▸ **GIVEN INSTRUCTION**:
Copy each line of the records that contains the word "elektromágneses".

▸ **DATA SECTION**:
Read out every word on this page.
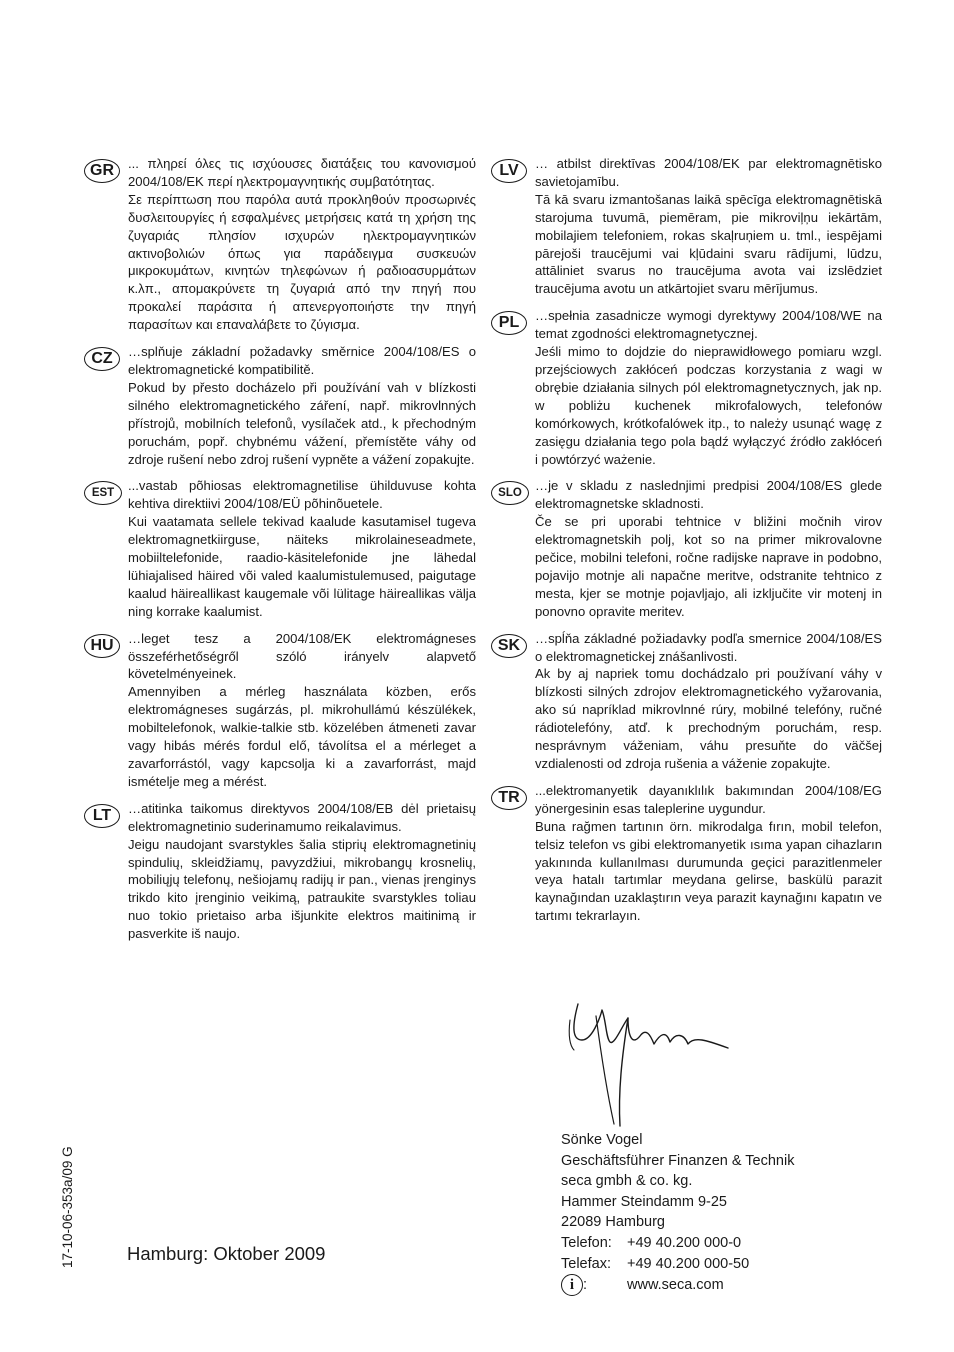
GR	... πληρεί όλες τις ισχύουσες διατάξεις του κανονισμού 2004/108/ΕΚ περί ηλεκτρομαγνητικής συμβατότητας.

Σε περίπτωση που παρόλα αυτά προκληθούν προσωρινές δυσλειτουργίες ή εσφαλμένες μετρήσεις κατά τη χρήση της ζυγαριάς πλησίον ισχυρών ηλεκτρομαγνητικών ακτινοβολιών όπως για παράδειγμα συσκευών μικροκυμάτων, κινητών τηλεφώνων ή ραδιοασυρμάτων κ.λπ., απομακρύνετε τη ζυγαριά από την πηγή που προκαλεί παράσιτα ή απενεργοποιήστε την πηγή παρασίτων και επαναλάβετε το ζύγισμα.

CZ	…splňuje základní požadavky směrnice 2004/108/ES o elektromagnetické kompatibilitě.

Pokud by přesto docházelo při používání vah v blízkosti silného elektromagnetického záření, např. mikrovlnných přístrojů, mobilních telefonů, vysílaček atd., k přechodným poruchám, popř. chybnému vážení, přemístěte váhy od zdroje rušení nebo zdroj rušení vypněte a vážení zopakujte.

EST	...vastab põhiosas elektromagnetilise ühilduvuse kohta kehtiva direktiivi 2004/108/EÜ põhinõuetele.

Kui vaatamata sellele tekivad kaalude kasutamisel tugeva elektromagnetkiirguse, näiteks mikrolaineseadmete, mobiiltelefonide, raadio-käsitelefonide jne lähedal lühiajalised häired või valed kaalumistulemused, paigutage kaalud häireallikast kaugemale või lülitage häireallikas välja ning korrake kaalumist.

HU	…leget tesz a 2004/108/EK elektromágneses összeférhetőségről szóló irányelv alapvető követelményeinek.

Amennyiben a mérleg használata közben, erős elektromágneses sugárzás, pl. mikrohullámú készülékek, mobiltelefonok, walkie-talkie stb. közelében átmeneti zavar vagy hibás mérés fordul elő, távolítsa el a mérleget a zavarforrástól, vagy kapcsolja ki a zavarforrást, majd ismételje meg a mérést.

LT	…atitinka taikomus direktyvos 2004/108/EB dėl prietaisų elektromagnetinio suderinamumo reikalavimus.

Jeigu naudojant svarstykles šalia stiprių elektromagnetinių spindulių, skleidžiamų, pavyzdžiui, mikrobangų krosnelių, mobiliųjų telefonų, nešiojamų radijų ir pan., vienas įrenginys trikdo kito įrenginio veikimą, patraukite svarstykles toliau nuo tokio prietaiso arba išjunkite elektros maitinimą ir pasverkite iš naujo.

LV	… atbilst direktīvas 2004/108/EK par elektromagnētisko savietojamību.

Tā kā svaru izmantošanas laikā spēcīga elektromagnētiskā starojuma tuvumā, piemēram, pie mikroviļņu iekārtām, mobilajiem telefoniem, rokas skaļruņiem u. tml., iespējami pārejoši traucējumi vai kļūdaini svaru rādījumi, lūdzu, attāliniet svarus no traucējuma avota vai izslēdziet traucējuma avotu un atkārtojiet svaru mērījumus.

PL	…spełnia zasadnicze wymogi dyrektywy 2004/108/WE na temat zgodności elektromagnetycznej.

Jeśli mimo to dojdzie do nieprawidłowego pomiaru wzgl. przejściowych zakłóceń podczas korzystania z wagi w obrębie działania silnych pól elektromagnetycznych, jak np. w pobliżu kuchenek mikrofalowych, telefonów komórkowych, krótkofalówek itp., to należy usunąć wagę z zasięgu działania tego pola bądź wyłączyć źródło zakłóceń i powtórzyć ważenie.

SLO	…je v skladu z naslednjimi predpisi 2004/108/ES glede elektromagnetske skladnosti.

Če se pri uporabi tehtnice v bližini močnih virov elektromagnetskih polj, kot so na primer mikrovalovne pečice, mobilni telefoni, ročne radijske naprave in podobno, pojavijo motnje ali napačne meritve, odstranite tehtnico z mesta, kjer se motnje pojavljajo, ali izključite vir motenj in ponovno opravite meritev.

SK	…spĺňa základné požiadavky podľa smernice 2004/108/ES o elektromagnetickej znášanlivosti.

Ak by aj napriek tomu dochádzalo pri používaní váhy v blízkosti silných zdrojov elektromagnetického vyžarovania, ako sú napríklad mikrovlnné rúry, mobilné telefóny, ručné rádiotelefóny, atď. k prechodným poruchám, resp. nesprávnym váženiam, váhu presuňte do väčšej vzdialenosti od zdroja rušenia a váženie zopakujte.

TR	...elektromanyetik dayanıklılık bakımından 2004/108/EG yönergesinin esas taleplerine uygundur.

Buna rağmen tartının örn. mikrodalga fırın, mobil telefon, telsiz telefon vs gibi elektromanyetik ısıma yapan cihazların yakınında kullanılması durumunda geçici parazitlenmeler veya hatalı tartımlar meydana gelirse, baskülü parazit kaynağından uzaklaştırın veya parazit kaynağını kapatın ve tartımı tekrarlayın.

Sönke Vogel
Geschäftsführer Finanzen & Technik
seca gmbh & co. kg.
Hammer Steindamm 9-25
22089 Hamburg
Telefon: +49 40.200 000-0
Telefax: +49 40.200 000-50
i :	www.seca.com
Hamburg: Oktober 2009
17-10-06-353a/09 G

▸ **EXERCISE RESULT**:
HU	…leget tesz a 2004/108/EK elektromágneses összeférhetőségről szóló irányelv alapvető követelményeinek.
Amennyiben a mérleg használata közben, erős elektromágneses sugárzás, pl. mikrohullámú készülékek, mobiltelefonok, walkie-talkie stb. közelében átmeneti zavar vagy hibás mérés fordul elő, távolítsa el a mérleget a zavarforrástól, vagy kapcsolja ki a zavarforrást, majd ismételje meg a mérést.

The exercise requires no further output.